*DATA PROVIDED*.
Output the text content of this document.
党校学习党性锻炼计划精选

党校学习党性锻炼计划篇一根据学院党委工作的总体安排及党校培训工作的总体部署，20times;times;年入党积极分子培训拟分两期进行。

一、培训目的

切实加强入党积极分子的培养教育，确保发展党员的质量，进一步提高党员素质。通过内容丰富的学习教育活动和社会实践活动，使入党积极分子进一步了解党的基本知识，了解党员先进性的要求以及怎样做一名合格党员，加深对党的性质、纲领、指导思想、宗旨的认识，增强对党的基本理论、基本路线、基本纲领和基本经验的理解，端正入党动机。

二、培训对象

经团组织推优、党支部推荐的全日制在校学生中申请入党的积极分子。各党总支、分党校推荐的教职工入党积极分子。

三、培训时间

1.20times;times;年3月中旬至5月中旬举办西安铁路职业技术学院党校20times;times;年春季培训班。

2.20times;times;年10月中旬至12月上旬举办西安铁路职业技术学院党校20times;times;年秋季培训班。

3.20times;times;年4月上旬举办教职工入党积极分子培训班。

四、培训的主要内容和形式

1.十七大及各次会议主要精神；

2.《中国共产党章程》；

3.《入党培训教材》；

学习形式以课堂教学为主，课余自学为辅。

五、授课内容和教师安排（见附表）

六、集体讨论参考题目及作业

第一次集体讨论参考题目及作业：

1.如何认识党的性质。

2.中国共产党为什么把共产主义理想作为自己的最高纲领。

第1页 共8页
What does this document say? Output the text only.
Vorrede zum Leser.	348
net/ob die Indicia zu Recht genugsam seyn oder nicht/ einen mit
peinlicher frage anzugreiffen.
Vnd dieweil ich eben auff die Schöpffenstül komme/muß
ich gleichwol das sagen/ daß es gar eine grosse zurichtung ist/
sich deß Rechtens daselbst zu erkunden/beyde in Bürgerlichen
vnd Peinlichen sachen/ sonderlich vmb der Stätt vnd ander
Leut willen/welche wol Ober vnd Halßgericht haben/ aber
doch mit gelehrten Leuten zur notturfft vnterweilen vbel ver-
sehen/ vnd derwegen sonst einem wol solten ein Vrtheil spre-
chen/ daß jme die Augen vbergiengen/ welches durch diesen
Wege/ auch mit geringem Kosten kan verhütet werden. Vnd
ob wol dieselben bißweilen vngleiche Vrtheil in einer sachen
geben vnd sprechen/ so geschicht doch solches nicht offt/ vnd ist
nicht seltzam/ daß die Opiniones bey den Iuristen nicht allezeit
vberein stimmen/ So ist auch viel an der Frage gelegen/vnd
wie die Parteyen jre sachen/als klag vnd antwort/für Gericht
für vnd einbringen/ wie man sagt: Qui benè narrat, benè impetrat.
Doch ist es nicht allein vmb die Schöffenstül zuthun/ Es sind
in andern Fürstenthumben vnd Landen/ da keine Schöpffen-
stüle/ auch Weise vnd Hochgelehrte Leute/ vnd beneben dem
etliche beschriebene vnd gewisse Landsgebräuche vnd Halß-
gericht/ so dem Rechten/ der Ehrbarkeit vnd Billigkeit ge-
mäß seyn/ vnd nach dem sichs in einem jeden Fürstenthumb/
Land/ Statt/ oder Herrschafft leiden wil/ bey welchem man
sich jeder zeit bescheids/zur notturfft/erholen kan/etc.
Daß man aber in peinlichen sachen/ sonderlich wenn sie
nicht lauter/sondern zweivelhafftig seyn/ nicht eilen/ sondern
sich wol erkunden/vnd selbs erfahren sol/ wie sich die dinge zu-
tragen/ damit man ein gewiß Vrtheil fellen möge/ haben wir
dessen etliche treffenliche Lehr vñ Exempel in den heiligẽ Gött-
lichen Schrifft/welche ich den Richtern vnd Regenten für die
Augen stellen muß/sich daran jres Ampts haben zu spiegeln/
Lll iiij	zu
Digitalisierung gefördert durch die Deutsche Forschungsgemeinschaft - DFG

*STATED PROBLEM*. Using the data above, reproduce every line exactly.

*RESPONSE TO THE EXERCISE*.
Output the text content of this document.
党校学习党性锻炼计划精选

党校学习党性锻炼计划篇一根据学院党委工作的总体安排及党校培训工作的总体部署，20times;times;年入党积极分子培训拟分两期进行。

一、培训目的

切实加强入党积极分子的培养教育，确保发展党员的质量，进一步提高党员素质。通过内容丰富的学习教育活动和社会实践活动，使入党积极分子进一步了解党的基本知识，了解党员先进性的要求以及怎样做一名合格党员，加深对党的性质、纲领、指导思想、宗旨的认识，增强对党的基本理论、基本路线、基本纲领和基本经验的理解，端正入党动机。

二、培训对象

经团组织推优、党支部推荐的全日制在校学生中申请入党的积极分子。各党总支、分党校推荐的教职工入党积极分子。

三、培训时间

1.20times;times;年3月中旬至5月中旬举办西安铁路职业技术学院党校20times;times;年春季培训班。

2.20times;times;年10月中旬至12月上旬举办西安铁路职业技术学院党校20times;times;年秋季培训班。

3.20times;times;年4月上旬举办教职工入党积极分子培训班。

四、培训的主要内容和形式

1.十七大及各次会议主要精神；

2.《中国共产党章程》；

3.《入党培训教材》；

学习形式以课堂教学为主，课余自学为辅。

五、授课内容和教师安排（见附表）

六、集体讨论参考题目及作业

第一次集体讨论参考题目及作业：

1.如何认识党的性质。

2.中国共产党为什么把共产主义理想作为自己的最高纲领。

第1页 共8页
What does this document say? Output the text only.
Vorrede zum Leser.	348
net/ob die Indicia zu Recht genugsam seyn oder nicht/ einen mit
peinlicher frage anzugreiffen.
Vnd dieweil ich eben auff die Schöpffenstül komme/muß
ich gleichwol das sagen/ daß es gar eine grosse zurichtung ist/
sich deß Rechtens daselbst zu erkunden/beyde in Bürgerlichen
vnd Peinlichen sachen/ sonderlich vmb der Stätt vnd ander
Leut willen/welche wol Ober vnd Halßgericht haben/ aber
doch mit gelehrten Leuten zur notturfft vnterweilen vbel ver-
sehen/ vnd derwegen sonst einem wol solten ein Vrtheil spre-
chen/ daß jme die Augen vbergiengen/ welches durch diesen
Wege/ auch mit geringem Kosten kan verhütet werden. Vnd
ob wol dieselben bißweilen vngleiche Vrtheil in einer sachen
geben vnd sprechen/ so geschicht doch solches nicht offt/ vnd ist
nicht seltzam/ daß die Opiniones bey den Iuristen nicht allezeit
vberein stimmen/ So ist auch viel an der Frage gelegen/vnd
wie die Parteyen jre sachen/als klag vnd antwort/für Gericht
für vnd einbringen/ wie man sagt: Qui benè narrat, benè impetrat.
Doch ist es nicht allein vmb die Schöffenstül zuthun/ Es sind
in andern Fürstenthumben vnd Landen/ da keine Schöpffen-
stüle/ auch Weise vnd Hochgelehrte Leute/ vnd beneben dem
etliche beschriebene vnd gewisse Landsgebräuche vnd Halß-
gericht/ so dem Rechten/ der Ehrbarkeit vnd Billigkeit ge-
mäß seyn/ vnd nach dem sichs in einem jeden Fürstenthumb/
Land/ Statt/ oder Herrschafft leiden wil/ bey welchem man
sich jeder zeit bescheids/zur notturfft/erholen kan/etc.
Daß man aber in peinlichen sachen/ sonderlich wenn sie
nicht lauter/sondern zweivelhafftig seyn/ nicht eilen/ sondern
sich wol erkunden/vnd selbs erfahren sol/ wie sich die dinge zu-
tragen/ damit man ein gewiß Vrtheil fellen möge/ haben wir
dessen etliche treffenliche Lehr vñ Exempel in den heiligẽ Gött-
lichen Schrifft/welche ich den Richtern vnd Regenten für die
Augen stellen muß/sich daran jres Ampts haben zu spiegeln/
Lll iiij	zu
Digitalisierung gefördert durch die Deutsche Forschungsgemeinschaft - DFG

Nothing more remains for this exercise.